▸ RECORDS FOR THIS TASK:
###

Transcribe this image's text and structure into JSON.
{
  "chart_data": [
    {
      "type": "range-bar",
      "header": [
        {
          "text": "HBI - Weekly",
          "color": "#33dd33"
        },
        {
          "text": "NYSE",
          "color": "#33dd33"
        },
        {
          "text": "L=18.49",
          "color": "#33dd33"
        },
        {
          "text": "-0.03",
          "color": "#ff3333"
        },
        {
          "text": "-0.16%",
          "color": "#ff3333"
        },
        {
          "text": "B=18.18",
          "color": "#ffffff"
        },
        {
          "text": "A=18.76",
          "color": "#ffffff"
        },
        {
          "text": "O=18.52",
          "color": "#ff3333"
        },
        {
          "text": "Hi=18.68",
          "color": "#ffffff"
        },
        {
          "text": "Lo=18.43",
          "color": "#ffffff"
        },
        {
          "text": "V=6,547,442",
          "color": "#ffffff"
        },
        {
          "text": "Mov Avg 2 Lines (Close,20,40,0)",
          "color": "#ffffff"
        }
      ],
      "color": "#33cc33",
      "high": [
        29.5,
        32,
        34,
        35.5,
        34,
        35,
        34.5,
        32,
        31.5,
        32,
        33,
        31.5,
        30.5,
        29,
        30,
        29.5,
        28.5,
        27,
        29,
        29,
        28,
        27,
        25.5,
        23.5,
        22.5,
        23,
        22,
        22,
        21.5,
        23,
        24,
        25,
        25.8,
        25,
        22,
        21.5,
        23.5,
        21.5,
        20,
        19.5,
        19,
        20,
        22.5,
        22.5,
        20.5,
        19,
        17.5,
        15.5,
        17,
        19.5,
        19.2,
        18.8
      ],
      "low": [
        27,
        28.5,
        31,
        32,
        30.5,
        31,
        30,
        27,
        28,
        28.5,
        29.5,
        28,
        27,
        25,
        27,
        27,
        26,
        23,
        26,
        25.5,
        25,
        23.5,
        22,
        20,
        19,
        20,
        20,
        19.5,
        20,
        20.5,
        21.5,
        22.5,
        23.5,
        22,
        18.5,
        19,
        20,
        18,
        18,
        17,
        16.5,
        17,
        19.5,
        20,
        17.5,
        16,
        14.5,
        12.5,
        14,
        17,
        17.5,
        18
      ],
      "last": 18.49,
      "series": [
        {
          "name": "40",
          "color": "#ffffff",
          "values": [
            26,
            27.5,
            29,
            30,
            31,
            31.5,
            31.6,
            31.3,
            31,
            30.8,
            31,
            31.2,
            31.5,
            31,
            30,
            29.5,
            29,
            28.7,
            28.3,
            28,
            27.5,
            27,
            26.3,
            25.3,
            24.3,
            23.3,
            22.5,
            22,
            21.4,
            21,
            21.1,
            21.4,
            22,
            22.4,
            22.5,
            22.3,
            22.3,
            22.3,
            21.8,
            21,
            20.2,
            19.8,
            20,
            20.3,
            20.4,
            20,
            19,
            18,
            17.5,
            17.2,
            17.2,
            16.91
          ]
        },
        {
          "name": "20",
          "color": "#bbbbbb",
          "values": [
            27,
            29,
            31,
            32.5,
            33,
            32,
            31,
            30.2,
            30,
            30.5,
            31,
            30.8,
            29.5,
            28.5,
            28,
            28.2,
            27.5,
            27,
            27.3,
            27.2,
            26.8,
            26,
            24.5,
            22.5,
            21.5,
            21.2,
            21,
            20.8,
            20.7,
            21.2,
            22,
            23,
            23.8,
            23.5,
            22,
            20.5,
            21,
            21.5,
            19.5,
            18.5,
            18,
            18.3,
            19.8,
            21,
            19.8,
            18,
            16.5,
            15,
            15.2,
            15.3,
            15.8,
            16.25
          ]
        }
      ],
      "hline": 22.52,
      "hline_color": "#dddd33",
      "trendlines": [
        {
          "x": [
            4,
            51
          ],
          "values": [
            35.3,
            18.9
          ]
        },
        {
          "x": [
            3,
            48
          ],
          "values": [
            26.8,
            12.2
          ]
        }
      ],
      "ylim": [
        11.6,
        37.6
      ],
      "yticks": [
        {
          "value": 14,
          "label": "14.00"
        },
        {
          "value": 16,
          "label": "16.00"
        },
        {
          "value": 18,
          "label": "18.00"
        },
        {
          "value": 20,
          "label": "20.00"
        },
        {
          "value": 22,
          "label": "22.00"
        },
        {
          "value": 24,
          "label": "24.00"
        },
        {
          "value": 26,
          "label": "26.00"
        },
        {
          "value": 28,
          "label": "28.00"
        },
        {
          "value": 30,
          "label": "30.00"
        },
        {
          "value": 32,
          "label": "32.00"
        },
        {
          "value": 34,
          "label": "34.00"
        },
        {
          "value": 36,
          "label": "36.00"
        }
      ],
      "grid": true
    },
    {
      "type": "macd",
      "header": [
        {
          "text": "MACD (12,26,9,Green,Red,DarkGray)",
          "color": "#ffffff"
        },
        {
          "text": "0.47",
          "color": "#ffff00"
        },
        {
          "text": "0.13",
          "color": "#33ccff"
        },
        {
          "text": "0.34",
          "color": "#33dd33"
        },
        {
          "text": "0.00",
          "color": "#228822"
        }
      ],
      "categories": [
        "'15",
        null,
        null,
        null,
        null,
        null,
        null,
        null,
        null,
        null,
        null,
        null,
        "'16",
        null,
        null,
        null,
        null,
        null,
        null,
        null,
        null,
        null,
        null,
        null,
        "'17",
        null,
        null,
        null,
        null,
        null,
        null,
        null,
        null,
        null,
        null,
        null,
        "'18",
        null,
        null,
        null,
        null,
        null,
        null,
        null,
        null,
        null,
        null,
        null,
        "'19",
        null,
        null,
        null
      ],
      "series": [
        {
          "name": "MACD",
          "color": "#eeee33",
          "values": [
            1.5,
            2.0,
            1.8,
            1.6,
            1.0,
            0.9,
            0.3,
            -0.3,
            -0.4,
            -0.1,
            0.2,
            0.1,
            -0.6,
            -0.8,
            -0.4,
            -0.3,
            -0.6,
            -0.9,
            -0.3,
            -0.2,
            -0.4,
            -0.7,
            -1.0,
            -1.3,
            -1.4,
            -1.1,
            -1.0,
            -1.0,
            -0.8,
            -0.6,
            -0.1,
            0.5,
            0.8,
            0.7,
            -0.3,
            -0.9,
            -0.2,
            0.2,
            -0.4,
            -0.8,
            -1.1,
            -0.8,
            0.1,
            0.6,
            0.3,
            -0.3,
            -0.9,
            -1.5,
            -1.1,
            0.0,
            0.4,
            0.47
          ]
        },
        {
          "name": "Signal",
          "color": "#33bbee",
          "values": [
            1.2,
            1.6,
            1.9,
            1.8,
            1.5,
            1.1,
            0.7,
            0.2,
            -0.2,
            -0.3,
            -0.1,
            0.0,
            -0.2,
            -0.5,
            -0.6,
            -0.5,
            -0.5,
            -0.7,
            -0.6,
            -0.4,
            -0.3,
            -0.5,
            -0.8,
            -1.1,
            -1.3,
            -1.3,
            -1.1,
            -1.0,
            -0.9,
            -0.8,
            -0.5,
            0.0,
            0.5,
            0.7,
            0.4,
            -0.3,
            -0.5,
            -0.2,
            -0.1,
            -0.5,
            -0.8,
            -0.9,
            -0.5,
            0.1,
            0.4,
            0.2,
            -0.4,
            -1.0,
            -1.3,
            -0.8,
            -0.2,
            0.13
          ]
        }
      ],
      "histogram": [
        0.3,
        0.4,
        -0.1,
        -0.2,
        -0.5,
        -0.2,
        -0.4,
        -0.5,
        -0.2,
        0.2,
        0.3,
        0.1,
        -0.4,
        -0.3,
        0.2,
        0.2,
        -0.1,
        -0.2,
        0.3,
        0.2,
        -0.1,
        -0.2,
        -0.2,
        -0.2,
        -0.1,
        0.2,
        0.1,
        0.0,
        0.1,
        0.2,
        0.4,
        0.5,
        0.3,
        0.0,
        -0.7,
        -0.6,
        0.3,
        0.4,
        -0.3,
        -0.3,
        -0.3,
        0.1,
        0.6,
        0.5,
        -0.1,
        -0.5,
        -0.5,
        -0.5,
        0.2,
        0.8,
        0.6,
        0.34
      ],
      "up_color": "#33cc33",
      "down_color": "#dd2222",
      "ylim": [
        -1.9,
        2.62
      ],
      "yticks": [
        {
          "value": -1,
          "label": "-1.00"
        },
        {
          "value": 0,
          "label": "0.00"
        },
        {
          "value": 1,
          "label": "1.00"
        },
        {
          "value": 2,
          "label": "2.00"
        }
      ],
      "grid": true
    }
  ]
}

###

▸ EXERCISE DETAILS: Scan the data above and copy every line with "name" in it.

▸ FULL ANSWER:
          "name": "40",
          "name": "20",
          "name": "MACD",
          "name": "Signal",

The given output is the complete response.